**DOKUMEN:**
Hidup harus dipertahankan. Kita mainkan peran keduniaan semaksimal mungkin agar kita tampak lebih bermartabat, baru kemduian bicara hak-hak kelangitan.

Hidup belum jadi ini harius di buat mendekati titik ‘jadi’. Kita yang hari ini gigih sebagai pluralis dan sangat toleran belum tentu terbebasa dari cobaan.

Sebaliknya, mereka yang antisikap pluralis tak mustahil berubah menjadi pluralis sejati. Dan sangat toleran kepada pihak lain.

-dari Mohamad sobary, kompas minggu.

Cak Nur


Senin 29 Agustus 2005, salah seorang cendikiawan Indonesia meninggal. Nurcholish Madjid meninggal di Rumah Sakit Pondok Indah pukul 14.05. Innalillahi wa innailahi rojiun..

Ketika Cak Nur mengundurkan diri sebagai kandidat presiden dari partai Golkar karena merasa tidak berdaya dengan politik uang yang sudah marak, saya bersyukur. Bukan karena saya takut tokoh yang saya kagumi itu kehilangan integritasnya ketika memasuki arena politik yang kotor. Bukan pula saya takut beliau akan lupa pada pemikiran baiknya ketika sudah berkuasa. Bukan itu. Alasannya karena saya yakin setiap orang punya perannya masing-masing dalam dunia ini. Begitu pula dalam sebuah negara. Tidak semua orang menjadi buruh karena negara juga butuh petani. Tidak semua orang jadi presiden karena harus ada yang berada di luar kekuasaan. Peran yang cocok dengan seseorang adalah peran yang sesuai dengan personal karakteristik, pribadi dan potensinya. Dan saya menilai Cak Nur lebih cocok menjadi seorang guru bangsa daripada seorang presiden.

Cak Nur saya nilai sebagai seorang pemikir. Seorang presiden haruslah orang yang berpikir. Tapi dia punya tugas lain selain berpikir. Ia harus pula mengatur organisasi besar yang namanya negara serta mengatasi masalah-masalah di dalamnya. Saya kira pemikiran dari Cak Nurlah yang menjadi karakter beliau. Itu kekuatannya. Beliau adalh pemikir bukan seorang negarawan. Dengan pemikirannya itu ia bisa membantu negara. Menjadi guru, menjadi pembimbing ke mana negara ini akan melangkah. Dan itu tidak harus sebagai pemegang keputusan srategis sebagai presiden.

Saya jadi ingat perdebatan saya dengan seorang teman kira-kira setahun yang lalu. Menurutnya jika ada yang kita yakini sebagai sebuah kebenaran, maka kita harus menegakkan kebenaran tersebut. Mengaungkan kebenaran tidaklah cukup. Kebenaran itu harus menjadi landasan yang mendasari sebuah sistem. Jika kebenaran yang dimaksud adalah mengenai bagaimana yang benar dalam mengatasi masalah negara, maka kekuasan mesti diperjuangkan. Kenapa? Karena pemegang kekuasan adalah pemegang posisi startegis. Dengan kekuasan kita bisa menegakkan kebenaran tersebut. Kekuasan memberikan keleluasaan dalam menentukan akan kemana negara ini bergerak. Sehingga ketika saat itu Cak Nur mengundurkan diri sebagai kandidat presiden, ia menganggap sebagai hal yang bodoh.

**DATA YANG DITAMPILKAN:**
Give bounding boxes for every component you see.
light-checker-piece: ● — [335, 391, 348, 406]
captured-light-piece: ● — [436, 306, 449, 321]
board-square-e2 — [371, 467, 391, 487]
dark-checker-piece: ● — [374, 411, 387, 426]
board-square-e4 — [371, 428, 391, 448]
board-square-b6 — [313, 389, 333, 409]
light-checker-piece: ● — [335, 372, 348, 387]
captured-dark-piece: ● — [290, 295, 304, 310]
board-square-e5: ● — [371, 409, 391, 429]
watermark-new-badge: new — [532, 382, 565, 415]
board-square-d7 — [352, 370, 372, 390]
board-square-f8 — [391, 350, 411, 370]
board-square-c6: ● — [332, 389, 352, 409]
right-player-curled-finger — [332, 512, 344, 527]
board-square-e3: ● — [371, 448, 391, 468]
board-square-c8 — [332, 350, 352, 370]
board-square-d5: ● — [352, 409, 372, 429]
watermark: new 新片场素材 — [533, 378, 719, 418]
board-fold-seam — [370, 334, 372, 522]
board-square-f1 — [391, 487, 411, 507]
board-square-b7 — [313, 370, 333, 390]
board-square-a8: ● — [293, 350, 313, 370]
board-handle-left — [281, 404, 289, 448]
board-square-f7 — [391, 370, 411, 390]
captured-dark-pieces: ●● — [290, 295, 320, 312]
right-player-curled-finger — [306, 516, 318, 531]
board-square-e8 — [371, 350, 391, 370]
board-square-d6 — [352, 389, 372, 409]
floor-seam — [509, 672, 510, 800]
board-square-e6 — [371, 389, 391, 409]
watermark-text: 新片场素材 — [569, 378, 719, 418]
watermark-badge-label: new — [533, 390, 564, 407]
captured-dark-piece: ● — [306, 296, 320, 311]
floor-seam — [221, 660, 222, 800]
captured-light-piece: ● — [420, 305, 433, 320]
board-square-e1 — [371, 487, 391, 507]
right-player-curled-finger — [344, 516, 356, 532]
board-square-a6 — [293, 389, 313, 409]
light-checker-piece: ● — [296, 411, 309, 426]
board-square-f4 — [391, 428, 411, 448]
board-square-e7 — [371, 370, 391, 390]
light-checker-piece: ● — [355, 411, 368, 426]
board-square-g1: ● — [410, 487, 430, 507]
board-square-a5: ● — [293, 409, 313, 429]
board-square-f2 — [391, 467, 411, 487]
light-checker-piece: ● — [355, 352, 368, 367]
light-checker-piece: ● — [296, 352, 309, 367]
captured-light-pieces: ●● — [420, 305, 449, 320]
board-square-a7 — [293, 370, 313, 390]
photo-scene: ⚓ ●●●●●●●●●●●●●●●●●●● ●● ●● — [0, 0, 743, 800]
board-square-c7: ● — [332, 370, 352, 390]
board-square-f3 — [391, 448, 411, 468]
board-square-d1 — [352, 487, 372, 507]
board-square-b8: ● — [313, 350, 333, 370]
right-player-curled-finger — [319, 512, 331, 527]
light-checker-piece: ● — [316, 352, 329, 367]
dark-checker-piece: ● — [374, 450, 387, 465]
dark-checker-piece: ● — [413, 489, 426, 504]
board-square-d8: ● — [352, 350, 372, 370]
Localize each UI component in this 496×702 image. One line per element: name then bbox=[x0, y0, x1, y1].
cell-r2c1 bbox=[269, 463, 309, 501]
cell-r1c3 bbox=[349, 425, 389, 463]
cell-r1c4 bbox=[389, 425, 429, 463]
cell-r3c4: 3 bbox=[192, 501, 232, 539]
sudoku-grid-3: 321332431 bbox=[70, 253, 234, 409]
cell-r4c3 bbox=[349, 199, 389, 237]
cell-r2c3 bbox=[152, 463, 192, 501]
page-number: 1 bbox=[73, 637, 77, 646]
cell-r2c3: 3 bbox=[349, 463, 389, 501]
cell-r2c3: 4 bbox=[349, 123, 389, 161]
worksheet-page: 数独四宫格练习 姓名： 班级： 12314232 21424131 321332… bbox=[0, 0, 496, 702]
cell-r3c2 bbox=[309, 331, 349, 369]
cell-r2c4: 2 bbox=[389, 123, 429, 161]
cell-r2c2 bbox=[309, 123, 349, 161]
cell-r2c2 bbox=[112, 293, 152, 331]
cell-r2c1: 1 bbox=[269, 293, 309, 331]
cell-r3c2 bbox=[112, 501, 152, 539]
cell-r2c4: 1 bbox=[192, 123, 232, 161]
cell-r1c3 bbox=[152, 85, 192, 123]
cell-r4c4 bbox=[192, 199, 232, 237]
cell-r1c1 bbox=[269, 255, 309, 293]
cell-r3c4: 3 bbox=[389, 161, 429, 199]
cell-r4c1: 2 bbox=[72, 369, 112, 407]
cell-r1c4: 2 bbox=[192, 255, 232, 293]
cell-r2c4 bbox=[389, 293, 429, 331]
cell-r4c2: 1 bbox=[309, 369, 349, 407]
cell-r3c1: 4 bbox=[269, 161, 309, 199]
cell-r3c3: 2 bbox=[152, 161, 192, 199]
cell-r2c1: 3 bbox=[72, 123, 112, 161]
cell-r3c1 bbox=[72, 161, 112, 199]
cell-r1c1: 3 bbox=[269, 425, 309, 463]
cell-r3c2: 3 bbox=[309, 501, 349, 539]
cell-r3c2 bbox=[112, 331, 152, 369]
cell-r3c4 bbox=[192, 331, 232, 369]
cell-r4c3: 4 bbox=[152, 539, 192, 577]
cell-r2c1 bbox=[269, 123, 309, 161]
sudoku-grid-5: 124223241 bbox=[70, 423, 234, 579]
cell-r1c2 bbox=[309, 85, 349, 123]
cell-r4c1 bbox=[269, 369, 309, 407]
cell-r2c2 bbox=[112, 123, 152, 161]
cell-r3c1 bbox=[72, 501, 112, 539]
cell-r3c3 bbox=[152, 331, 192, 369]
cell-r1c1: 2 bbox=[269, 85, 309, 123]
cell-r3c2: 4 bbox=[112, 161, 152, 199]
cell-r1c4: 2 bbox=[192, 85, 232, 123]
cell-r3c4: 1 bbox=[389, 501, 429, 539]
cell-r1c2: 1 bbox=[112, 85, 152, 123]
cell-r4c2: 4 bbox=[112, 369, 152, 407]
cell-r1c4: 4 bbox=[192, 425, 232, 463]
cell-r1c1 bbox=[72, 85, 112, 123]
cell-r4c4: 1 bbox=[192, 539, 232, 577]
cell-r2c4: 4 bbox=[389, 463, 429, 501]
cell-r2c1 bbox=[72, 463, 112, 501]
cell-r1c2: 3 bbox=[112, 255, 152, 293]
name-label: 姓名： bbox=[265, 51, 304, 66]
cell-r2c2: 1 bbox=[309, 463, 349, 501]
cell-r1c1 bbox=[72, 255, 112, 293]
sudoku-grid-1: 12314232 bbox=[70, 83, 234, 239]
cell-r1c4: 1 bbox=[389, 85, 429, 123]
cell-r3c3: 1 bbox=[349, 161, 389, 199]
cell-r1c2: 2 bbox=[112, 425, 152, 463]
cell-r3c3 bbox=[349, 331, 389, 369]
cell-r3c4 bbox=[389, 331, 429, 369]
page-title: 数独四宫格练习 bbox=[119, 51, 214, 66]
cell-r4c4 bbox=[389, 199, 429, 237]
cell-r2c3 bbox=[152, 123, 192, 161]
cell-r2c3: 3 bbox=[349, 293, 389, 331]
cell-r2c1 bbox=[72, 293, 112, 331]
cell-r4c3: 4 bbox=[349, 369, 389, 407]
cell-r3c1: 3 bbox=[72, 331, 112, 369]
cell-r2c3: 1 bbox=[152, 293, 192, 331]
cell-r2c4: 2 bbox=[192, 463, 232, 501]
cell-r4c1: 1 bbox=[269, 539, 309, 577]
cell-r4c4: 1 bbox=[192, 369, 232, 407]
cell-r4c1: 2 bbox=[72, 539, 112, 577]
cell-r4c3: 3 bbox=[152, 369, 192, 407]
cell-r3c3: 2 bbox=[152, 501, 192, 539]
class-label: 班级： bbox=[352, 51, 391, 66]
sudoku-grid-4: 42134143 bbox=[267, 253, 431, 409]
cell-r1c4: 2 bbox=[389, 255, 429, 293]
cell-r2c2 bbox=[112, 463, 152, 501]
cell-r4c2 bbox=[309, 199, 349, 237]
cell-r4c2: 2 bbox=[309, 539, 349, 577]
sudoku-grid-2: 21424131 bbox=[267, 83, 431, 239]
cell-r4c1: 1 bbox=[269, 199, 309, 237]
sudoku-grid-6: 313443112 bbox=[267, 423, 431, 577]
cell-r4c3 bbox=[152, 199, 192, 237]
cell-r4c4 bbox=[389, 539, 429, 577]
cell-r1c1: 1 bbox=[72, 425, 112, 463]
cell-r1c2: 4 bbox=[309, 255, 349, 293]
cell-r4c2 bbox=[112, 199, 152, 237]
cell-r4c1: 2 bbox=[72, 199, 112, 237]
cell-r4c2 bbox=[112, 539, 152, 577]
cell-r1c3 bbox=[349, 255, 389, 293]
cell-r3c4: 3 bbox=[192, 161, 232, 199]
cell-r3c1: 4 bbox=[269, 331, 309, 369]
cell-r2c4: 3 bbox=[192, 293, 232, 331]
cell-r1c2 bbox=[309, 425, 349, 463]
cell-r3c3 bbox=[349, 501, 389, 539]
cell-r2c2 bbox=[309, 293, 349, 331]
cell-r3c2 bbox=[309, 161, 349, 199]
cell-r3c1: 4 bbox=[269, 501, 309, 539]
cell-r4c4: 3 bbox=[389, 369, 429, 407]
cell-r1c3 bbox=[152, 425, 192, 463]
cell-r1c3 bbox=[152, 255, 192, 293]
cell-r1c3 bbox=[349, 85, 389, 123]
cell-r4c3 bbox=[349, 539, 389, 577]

**TUGAS ANDA:**
(a) Apakah tiap pernyataan berikut sesuai dengan dokumen? Jawab ya atau tidak, lalu kutip persis kata-kata dokumen yang menentukannya. (i) Nurcholish Madjid meninggal di Rumah Sakit Pondok Indah. (ii) Penulis menilai Cak Nur lebih cocok menjadi presiden daripada guru bangsa. (iii) Cak Nur mengundurkan diri sebagai kandidat presiden dari partai PDI.
(b) Salin tanpa perubahan bagian dokumen yang dimulai pada "Hidup belum jadi" dan berakhir pada "terbebasa dari cobaan.".

**JAWABAN:**
(a)
(i) Ya: "Nurcholish Madjid meninggal di Rumah Sakit Pondok Indah pukul 14.05."
(ii) Tidak: "Dan saya menilai Cak Nur lebih cocok menjadi seorang guru bangsa daripada seorang presiden."
(iii) Tidak: "Ketika Cak Nur mengundurkan diri sebagai kandidat presiden dari partai Golkar karena merasa tidak berdaya dengan politik uang yang sudah marak"

(b)
Hidup belum jadi ini harius di buat mendekati titik ‘jadi’. Kita yang hari ini gigih sebagai pluralis dan sangat toleran belum tentu terbebasa dari cobaan.